§ What this task involves: Reproduce each line exactly.

§ The data:

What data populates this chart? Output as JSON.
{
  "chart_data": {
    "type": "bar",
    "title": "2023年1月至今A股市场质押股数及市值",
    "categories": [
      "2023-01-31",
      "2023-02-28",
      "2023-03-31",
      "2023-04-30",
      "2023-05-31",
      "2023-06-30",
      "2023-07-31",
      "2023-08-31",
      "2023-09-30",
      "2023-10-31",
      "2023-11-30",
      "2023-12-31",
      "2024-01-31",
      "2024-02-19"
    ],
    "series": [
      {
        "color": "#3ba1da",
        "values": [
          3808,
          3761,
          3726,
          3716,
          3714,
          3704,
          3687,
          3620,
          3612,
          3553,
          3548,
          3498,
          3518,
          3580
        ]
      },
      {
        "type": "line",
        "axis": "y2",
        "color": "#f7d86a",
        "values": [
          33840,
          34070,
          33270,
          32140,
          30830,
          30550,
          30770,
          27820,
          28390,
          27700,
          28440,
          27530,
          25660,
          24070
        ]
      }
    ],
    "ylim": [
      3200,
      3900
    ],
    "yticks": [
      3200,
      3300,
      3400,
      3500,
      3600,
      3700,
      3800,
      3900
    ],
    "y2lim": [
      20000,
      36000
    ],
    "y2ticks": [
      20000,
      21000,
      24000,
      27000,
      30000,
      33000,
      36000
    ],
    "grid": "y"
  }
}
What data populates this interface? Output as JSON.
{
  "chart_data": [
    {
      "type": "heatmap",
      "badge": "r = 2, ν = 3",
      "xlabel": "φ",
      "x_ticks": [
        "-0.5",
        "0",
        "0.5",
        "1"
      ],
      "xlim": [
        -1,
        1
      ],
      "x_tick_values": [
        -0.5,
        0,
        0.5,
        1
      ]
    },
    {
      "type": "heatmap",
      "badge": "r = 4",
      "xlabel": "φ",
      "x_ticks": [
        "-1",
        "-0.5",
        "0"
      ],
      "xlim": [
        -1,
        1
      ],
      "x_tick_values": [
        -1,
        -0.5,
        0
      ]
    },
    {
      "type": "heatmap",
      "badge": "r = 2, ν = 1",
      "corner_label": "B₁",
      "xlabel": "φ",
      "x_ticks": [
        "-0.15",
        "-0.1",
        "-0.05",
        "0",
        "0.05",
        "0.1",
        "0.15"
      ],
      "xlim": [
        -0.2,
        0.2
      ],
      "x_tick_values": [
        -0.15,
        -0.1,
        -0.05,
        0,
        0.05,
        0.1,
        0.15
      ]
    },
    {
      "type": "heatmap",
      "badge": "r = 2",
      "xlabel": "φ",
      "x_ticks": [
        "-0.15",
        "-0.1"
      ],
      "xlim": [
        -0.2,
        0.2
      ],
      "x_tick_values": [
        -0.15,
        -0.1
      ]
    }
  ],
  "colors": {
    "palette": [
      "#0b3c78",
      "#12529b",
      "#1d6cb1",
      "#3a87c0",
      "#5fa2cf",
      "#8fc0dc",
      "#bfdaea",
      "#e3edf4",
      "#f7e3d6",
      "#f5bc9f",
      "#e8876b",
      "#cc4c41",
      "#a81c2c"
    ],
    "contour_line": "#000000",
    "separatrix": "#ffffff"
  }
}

§ Solved problem:
What data populates this chart? Output as JSON.
{
  "chart_data": {
    "type": "bar",
    "title": "2023年1月至今A股市场质押股数及市值",
    "categories": [
      "2023-01-31",
      "2023-02-28",
      "2023-03-31",
      "2023-04-30",
      "2023-05-31",
      "2023-06-30",
      "2023-07-31",
      "2023-08-31",
      "2023-09-30",
      "2023-10-31",
      "2023-11-30",
      "2023-12-31",
      "2024-01-31",
      "2024-02-19"
    ],
    "series": [
      {
        "color": "#3ba1da",
        "values": [
          3808,
          3761,
          3726,
          3716,
          3714,
          3704,
          3687,
          3620,
          3612,
          3553,
          3548,
          3498,
          3518,
          3580
        ]
      },
      {
        "type": "line",
        "axis": "y2",
        "color": "#f7d86a",
        "values": [
          33840,
          34070,
          33270,
          32140,
          30830,
          30550,
          30770,
          27820,
          28390,
          27700,
          28440,
          27530,
          25660,
          24070
        ]
      }
    ],
    "ylim": [
      3200,
      3900
    ],
    "yticks": [
      3200,
      3300,
      3400,
      3500,
      3600,
      3700,
      3800,
      3900
    ],
    "y2lim": [
      20000,
      36000
    ],
    "y2ticks": [
      20000,
      21000,
      24000,
      27000,
      30000,
      33000,
      36000
    ],
    "grid": "y"
  }
}
What data populates this interface? Output as JSON.
{
  "chart_data": [
    {
      "type": "heatmap",
      "badge": "r = 2, ν = 3",
      "xlabel": "φ",
      "x_ticks": [
        "-0.5",
        "0",
        "0.5",
        "1"
      ],
      "xlim": [
        -1,
        1
      ],
      "x_tick_values": [
        -0.5,
        0,
        0.5,
        1
      ]
    },
    {
      "type": "heatmap",
      "badge": "r = 4",
      "xlabel": "φ",
      "x_ticks": [
        "-1",
        "-0.5",
        "0"
      ],
      "xlim": [
        -1,
        1
      ],
      "x_tick_values": [
        -1,
        -0.5,
        0
      ]
    },
    {
      "type": "heatmap",
      "badge": "r = 2, ν = 1",
      "corner_label": "B₁",
      "xlabel": "φ",
      "x_ticks": [
        "-0.15",
        "-0.1",
        "-0.05",
        "0",
        "0.05",
        "0.1",
        "0.15"
      ],
      "xlim": [
        -0.2,
        0.2
      ],
      "x_tick_values": [
        -0.15,
        -0.1,
        -0.05,
        0,
        0.05,
        0.1,
        0.15
      ]
    },
    {
      "type": "heatmap",
      "badge": "r = 2",
      "xlabel": "φ",
      "x_ticks": [
        "-0.15",
        "-0.1"
      ],
      "xlim": [
        -0.2,
        0.2
      ],
      "x_tick_values": [
        -0.15,
        -0.1
      ]
    }
  ],
  "colors": {
    "palette": [
      "#0b3c78",
      "#12529b",
      "#1d6cb1",
      "#3a87c0",
      "#5fa2cf",
      "#8fc0dc",
      "#bfdaea",
      "#e3edf4",
      "#f7e3d6",
      "#f5bc9f",
      "#e8876b",
      "#cc4c41",
      "#a81c2c"
    ],
    "contour_line": "#000000",
    "separatrix": "#ffffff"
  }
}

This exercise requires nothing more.